PROBLEM REQUIREMENTS: Wherever the word "swissmiss" turns up in a line of the entries, copy that line.

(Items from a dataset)

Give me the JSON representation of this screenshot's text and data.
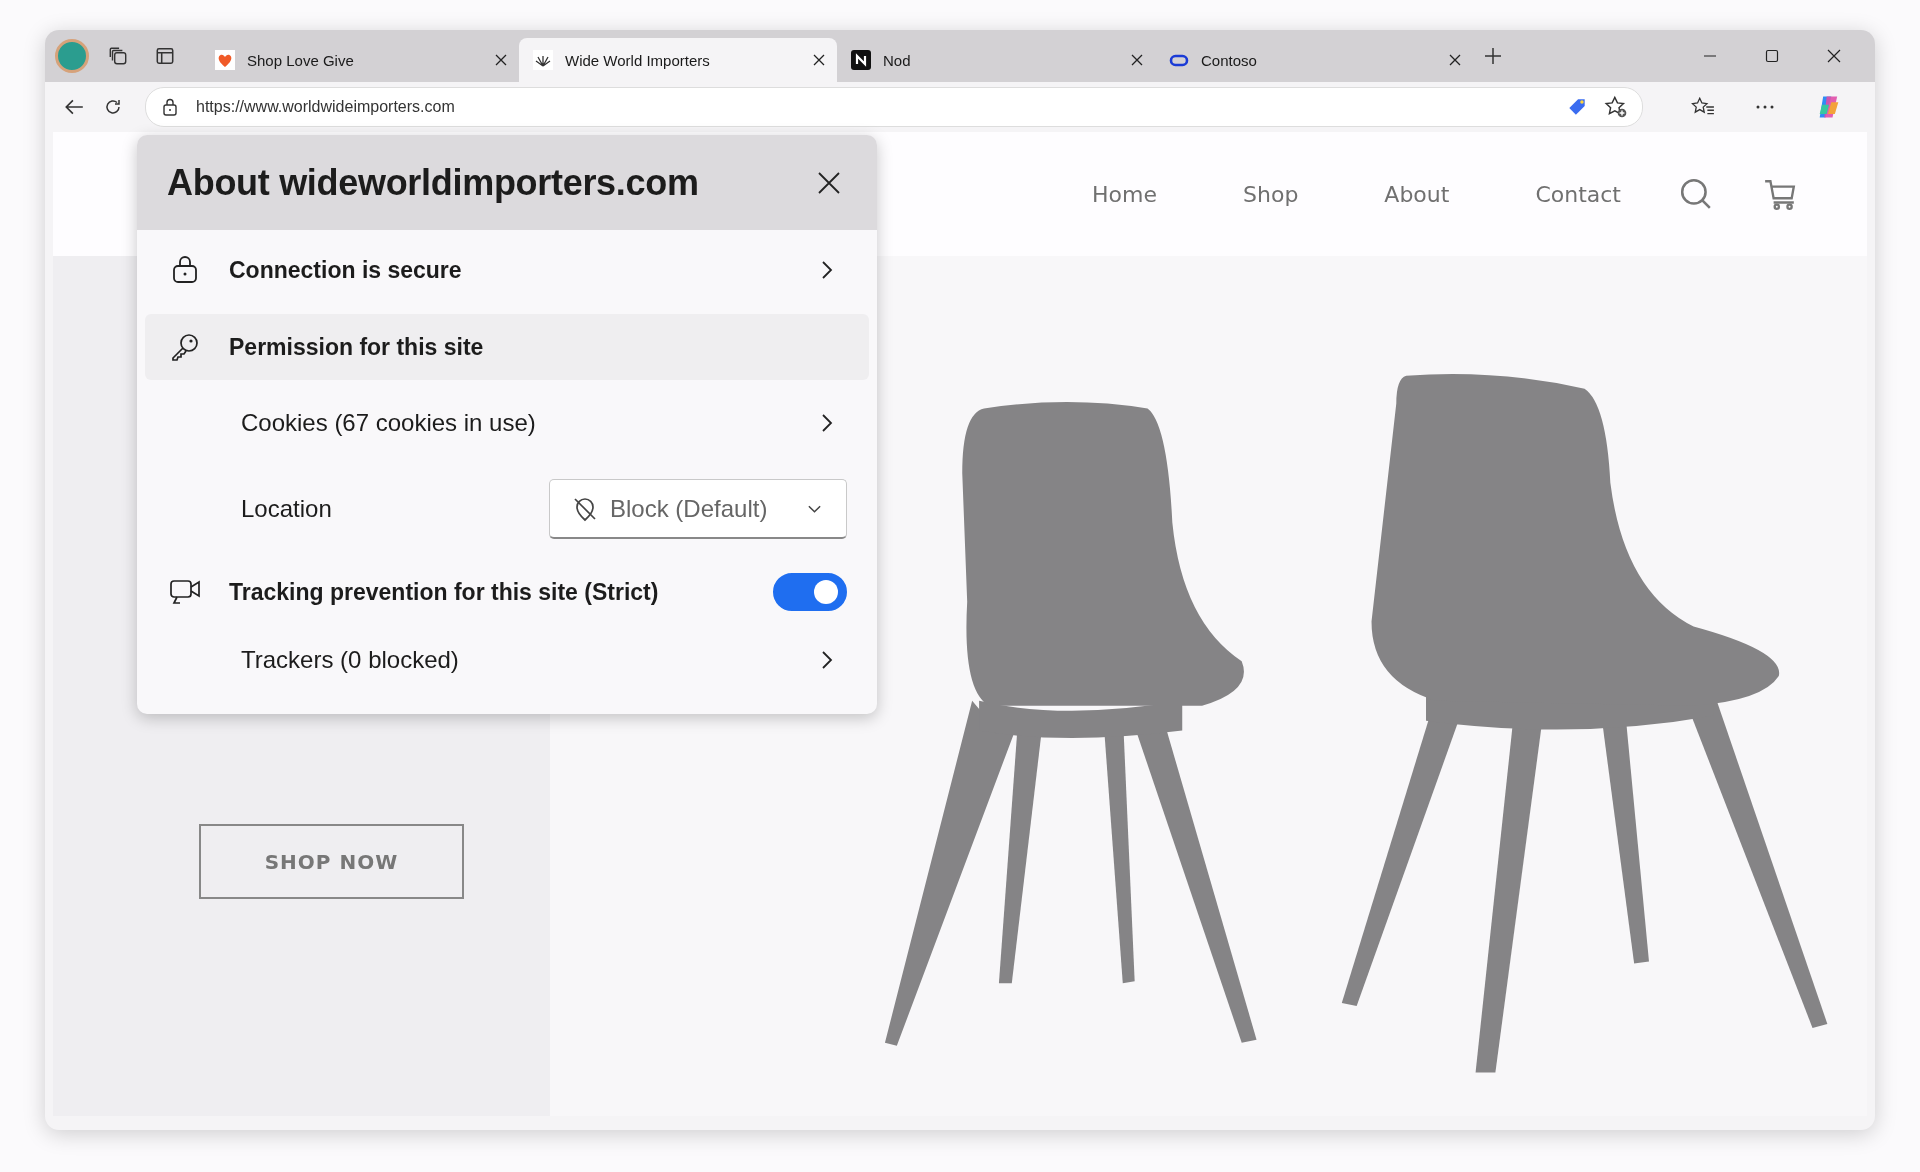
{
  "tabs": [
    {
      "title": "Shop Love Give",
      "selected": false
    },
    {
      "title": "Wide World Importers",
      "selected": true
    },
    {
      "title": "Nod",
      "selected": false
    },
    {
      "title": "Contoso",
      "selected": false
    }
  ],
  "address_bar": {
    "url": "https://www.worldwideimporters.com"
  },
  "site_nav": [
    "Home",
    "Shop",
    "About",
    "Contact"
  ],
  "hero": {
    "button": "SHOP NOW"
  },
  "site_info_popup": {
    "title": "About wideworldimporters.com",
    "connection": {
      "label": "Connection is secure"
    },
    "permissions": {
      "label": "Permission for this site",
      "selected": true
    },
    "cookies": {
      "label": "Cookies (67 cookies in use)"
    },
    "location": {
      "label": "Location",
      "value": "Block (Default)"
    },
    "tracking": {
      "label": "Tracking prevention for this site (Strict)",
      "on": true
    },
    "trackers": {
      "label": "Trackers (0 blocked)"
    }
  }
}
* * *
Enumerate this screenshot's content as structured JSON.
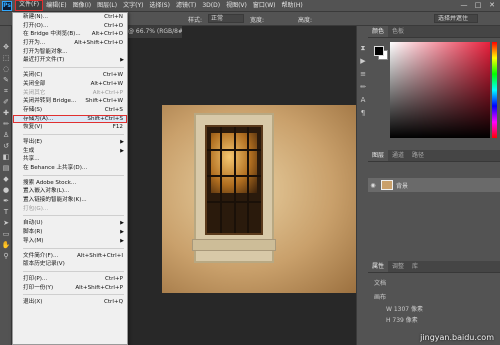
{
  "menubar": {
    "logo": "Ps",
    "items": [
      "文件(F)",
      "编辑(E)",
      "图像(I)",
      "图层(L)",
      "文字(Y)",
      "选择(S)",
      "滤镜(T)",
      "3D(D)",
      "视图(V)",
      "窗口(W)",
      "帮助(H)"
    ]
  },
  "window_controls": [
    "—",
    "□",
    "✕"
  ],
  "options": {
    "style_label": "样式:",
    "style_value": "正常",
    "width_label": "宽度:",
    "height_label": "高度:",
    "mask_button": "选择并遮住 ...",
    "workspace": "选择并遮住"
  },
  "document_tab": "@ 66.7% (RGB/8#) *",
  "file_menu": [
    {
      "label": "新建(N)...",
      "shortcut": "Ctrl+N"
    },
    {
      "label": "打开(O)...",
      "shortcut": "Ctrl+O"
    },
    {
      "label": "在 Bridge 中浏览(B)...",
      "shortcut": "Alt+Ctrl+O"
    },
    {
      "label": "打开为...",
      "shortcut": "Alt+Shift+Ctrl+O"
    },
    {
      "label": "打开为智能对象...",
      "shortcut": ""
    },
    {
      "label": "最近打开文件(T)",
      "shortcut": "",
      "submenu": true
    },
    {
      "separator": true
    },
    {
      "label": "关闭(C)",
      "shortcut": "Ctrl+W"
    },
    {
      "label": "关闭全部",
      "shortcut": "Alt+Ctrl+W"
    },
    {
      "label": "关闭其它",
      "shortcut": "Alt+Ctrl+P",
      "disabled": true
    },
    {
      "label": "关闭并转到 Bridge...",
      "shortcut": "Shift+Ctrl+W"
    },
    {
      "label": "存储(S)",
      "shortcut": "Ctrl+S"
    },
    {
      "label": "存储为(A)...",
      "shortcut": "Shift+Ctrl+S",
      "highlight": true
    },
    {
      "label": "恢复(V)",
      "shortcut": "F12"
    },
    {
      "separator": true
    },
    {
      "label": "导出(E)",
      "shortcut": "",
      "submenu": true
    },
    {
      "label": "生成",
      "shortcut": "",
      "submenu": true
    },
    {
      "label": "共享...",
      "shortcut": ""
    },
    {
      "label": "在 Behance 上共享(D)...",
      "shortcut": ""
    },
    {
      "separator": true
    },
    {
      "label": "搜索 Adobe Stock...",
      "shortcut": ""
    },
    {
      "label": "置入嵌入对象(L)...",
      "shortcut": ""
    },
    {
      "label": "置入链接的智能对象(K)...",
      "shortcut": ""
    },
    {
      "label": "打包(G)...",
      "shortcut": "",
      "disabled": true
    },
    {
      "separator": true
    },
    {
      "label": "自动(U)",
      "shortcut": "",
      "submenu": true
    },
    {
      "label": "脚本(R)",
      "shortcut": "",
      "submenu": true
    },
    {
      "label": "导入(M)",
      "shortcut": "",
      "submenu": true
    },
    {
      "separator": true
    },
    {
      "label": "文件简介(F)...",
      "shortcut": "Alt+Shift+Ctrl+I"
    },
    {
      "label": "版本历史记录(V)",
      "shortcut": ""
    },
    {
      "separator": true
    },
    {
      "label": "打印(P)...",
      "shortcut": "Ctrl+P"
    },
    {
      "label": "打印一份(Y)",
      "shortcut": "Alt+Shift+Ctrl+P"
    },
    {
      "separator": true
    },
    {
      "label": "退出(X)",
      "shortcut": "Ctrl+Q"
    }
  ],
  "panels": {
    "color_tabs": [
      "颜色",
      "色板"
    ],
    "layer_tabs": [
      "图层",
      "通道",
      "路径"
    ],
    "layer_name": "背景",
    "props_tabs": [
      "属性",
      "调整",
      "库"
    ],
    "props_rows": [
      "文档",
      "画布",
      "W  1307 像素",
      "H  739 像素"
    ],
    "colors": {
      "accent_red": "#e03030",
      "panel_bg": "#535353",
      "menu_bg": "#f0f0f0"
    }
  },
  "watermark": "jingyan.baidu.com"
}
* * *
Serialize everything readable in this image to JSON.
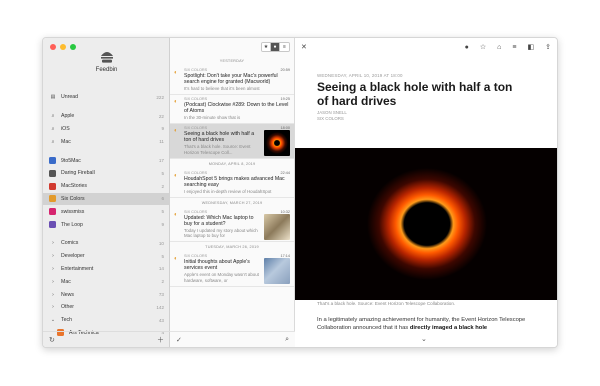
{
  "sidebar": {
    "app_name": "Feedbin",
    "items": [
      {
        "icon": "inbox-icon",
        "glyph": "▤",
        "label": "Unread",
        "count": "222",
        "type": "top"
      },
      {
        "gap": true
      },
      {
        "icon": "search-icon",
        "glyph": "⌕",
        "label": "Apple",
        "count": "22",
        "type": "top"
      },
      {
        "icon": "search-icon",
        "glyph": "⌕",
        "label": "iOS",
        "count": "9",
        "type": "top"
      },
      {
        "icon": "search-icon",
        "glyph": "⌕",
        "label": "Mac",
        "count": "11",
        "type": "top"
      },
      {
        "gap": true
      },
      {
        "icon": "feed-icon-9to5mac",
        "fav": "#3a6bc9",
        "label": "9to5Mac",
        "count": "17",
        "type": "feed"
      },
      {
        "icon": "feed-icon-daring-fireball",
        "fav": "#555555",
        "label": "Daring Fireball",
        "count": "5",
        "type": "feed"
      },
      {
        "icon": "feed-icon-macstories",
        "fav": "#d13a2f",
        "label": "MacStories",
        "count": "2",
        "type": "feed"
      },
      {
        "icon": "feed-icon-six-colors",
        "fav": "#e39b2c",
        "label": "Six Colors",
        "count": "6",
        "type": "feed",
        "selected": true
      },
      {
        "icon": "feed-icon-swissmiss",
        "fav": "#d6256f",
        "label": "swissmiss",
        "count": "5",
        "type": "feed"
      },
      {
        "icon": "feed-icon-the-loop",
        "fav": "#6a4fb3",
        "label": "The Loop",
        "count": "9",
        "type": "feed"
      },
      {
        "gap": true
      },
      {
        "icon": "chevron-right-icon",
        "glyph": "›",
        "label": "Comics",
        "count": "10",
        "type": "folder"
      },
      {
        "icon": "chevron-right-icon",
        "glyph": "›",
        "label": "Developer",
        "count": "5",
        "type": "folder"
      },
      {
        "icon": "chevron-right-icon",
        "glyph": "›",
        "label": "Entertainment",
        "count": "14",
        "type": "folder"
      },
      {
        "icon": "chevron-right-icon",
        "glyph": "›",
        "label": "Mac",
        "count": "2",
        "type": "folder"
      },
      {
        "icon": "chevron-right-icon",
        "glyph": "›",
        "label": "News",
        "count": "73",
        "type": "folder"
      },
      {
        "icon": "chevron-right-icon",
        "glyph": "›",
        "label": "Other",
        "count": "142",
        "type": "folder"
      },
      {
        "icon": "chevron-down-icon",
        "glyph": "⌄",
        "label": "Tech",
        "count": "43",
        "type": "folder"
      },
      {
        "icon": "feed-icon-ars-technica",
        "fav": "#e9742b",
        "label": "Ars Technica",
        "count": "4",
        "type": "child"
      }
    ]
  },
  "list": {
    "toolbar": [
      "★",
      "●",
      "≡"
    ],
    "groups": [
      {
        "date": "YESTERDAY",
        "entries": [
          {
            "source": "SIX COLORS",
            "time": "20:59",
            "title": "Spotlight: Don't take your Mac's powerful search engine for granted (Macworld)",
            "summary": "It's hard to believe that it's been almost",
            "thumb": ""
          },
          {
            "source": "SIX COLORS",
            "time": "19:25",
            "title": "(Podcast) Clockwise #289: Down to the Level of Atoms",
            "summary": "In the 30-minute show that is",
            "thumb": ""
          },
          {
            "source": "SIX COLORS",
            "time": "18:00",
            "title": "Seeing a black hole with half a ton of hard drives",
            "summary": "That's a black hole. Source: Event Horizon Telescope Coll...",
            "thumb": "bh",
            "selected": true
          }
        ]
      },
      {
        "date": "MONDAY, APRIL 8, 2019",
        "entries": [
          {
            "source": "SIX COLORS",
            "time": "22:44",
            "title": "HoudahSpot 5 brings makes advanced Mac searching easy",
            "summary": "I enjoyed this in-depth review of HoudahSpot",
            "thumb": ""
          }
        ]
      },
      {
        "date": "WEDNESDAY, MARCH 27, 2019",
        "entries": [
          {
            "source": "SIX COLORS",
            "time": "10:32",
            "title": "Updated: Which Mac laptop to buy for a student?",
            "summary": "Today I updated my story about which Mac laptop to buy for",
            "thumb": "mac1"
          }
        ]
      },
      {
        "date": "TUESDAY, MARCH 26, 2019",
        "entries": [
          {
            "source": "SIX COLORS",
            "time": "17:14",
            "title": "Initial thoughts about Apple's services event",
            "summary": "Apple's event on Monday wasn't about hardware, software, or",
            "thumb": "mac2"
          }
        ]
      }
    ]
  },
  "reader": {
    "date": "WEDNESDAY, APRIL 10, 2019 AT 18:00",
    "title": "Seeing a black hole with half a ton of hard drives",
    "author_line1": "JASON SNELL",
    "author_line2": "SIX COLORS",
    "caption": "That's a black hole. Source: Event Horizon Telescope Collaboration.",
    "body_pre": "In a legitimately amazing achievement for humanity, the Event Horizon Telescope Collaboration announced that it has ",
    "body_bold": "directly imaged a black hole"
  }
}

CORRECT RESPONSE:
        "icon": "feed-icon-swissmiss",
        "label": "swissmiss",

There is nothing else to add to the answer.